— start of Recorded information —

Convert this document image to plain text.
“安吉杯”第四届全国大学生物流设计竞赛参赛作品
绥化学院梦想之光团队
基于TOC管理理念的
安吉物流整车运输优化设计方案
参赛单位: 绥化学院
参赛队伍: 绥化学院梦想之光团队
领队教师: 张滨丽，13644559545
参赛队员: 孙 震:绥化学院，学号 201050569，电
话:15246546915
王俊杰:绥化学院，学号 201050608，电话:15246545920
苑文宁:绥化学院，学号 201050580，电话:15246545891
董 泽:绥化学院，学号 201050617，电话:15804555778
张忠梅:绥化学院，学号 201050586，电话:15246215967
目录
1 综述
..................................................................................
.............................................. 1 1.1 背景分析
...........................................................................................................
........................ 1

— end of Recorded information —
— start of Recorded information —

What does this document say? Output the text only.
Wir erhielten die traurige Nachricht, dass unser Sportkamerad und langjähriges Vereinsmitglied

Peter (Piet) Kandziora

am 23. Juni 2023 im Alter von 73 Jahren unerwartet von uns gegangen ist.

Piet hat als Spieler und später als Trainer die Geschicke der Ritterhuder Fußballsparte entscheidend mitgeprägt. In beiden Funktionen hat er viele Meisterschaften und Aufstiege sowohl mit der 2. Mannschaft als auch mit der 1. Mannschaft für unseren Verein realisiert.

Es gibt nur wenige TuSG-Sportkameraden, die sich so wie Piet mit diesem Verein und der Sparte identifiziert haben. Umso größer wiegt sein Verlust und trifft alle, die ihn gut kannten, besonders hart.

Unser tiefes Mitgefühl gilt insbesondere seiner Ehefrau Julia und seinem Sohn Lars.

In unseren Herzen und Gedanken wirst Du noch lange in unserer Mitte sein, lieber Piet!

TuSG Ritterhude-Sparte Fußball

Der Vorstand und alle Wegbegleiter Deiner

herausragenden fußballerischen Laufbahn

— end of Recorded information —
— start of Recorded information —

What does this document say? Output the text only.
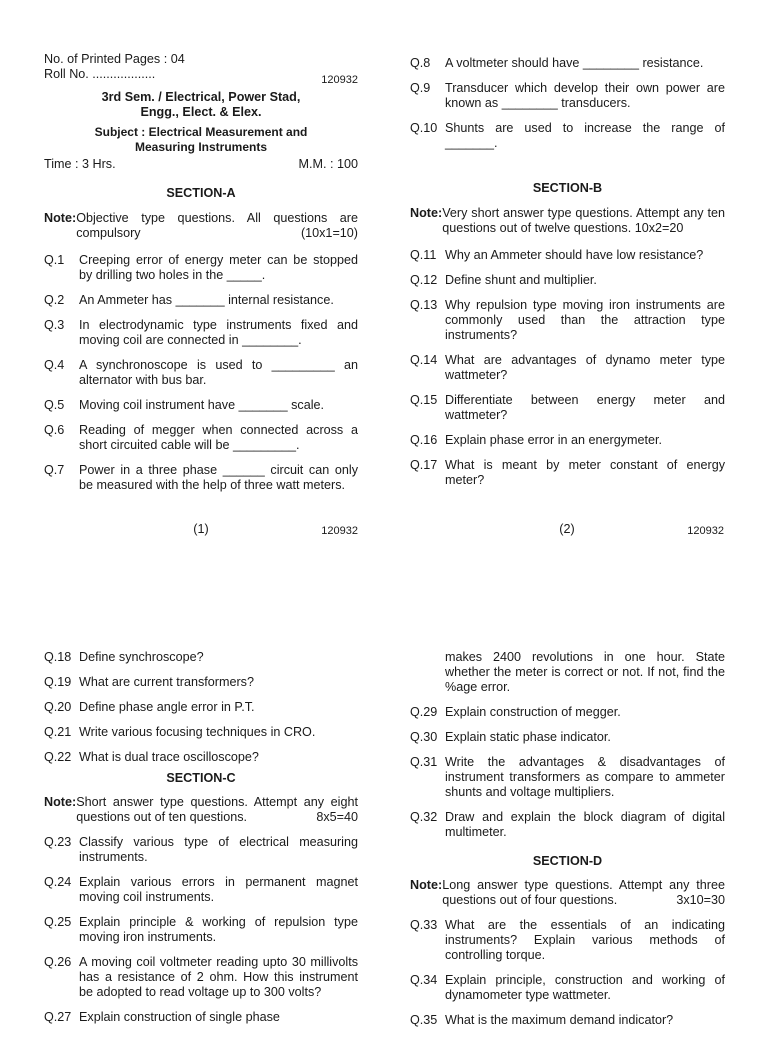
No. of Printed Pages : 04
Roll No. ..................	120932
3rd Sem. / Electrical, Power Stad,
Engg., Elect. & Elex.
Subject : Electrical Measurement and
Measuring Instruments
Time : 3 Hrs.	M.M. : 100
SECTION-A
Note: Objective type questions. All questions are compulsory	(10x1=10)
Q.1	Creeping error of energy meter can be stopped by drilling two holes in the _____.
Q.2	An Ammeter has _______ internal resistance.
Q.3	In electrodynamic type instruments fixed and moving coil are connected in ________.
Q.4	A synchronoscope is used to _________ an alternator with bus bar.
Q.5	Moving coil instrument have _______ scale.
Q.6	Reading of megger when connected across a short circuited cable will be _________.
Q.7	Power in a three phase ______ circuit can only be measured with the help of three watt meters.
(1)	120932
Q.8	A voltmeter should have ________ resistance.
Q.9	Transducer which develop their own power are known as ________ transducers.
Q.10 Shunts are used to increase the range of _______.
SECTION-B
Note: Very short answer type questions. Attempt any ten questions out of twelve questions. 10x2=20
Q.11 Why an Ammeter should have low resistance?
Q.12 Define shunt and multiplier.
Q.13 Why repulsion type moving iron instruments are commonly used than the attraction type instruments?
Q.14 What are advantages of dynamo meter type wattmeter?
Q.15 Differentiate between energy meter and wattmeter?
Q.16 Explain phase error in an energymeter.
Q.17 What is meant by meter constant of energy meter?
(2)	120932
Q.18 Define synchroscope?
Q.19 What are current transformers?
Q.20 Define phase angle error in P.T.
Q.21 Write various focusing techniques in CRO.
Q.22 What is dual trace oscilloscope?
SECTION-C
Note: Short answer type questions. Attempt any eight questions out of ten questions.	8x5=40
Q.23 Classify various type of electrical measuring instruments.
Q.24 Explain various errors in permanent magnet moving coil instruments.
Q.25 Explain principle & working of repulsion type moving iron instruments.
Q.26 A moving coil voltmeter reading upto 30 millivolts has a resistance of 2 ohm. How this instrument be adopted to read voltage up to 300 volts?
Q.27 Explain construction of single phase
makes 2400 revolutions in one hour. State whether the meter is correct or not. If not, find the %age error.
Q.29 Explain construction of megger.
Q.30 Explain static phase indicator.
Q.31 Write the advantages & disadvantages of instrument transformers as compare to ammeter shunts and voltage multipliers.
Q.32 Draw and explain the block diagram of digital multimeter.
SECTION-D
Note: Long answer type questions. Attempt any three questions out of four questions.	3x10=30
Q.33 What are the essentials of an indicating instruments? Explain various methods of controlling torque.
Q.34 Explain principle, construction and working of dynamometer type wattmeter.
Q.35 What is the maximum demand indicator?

— end of Recorded information —

● Task
In the records above, find the lines containing "have" and copy them.

● Reply to the task
Q.5	Moving coil instrument have _______ scale.
Q.8	A voltmeter should have ________ resistance.
Q.11 Why an Ammeter should have low resistance?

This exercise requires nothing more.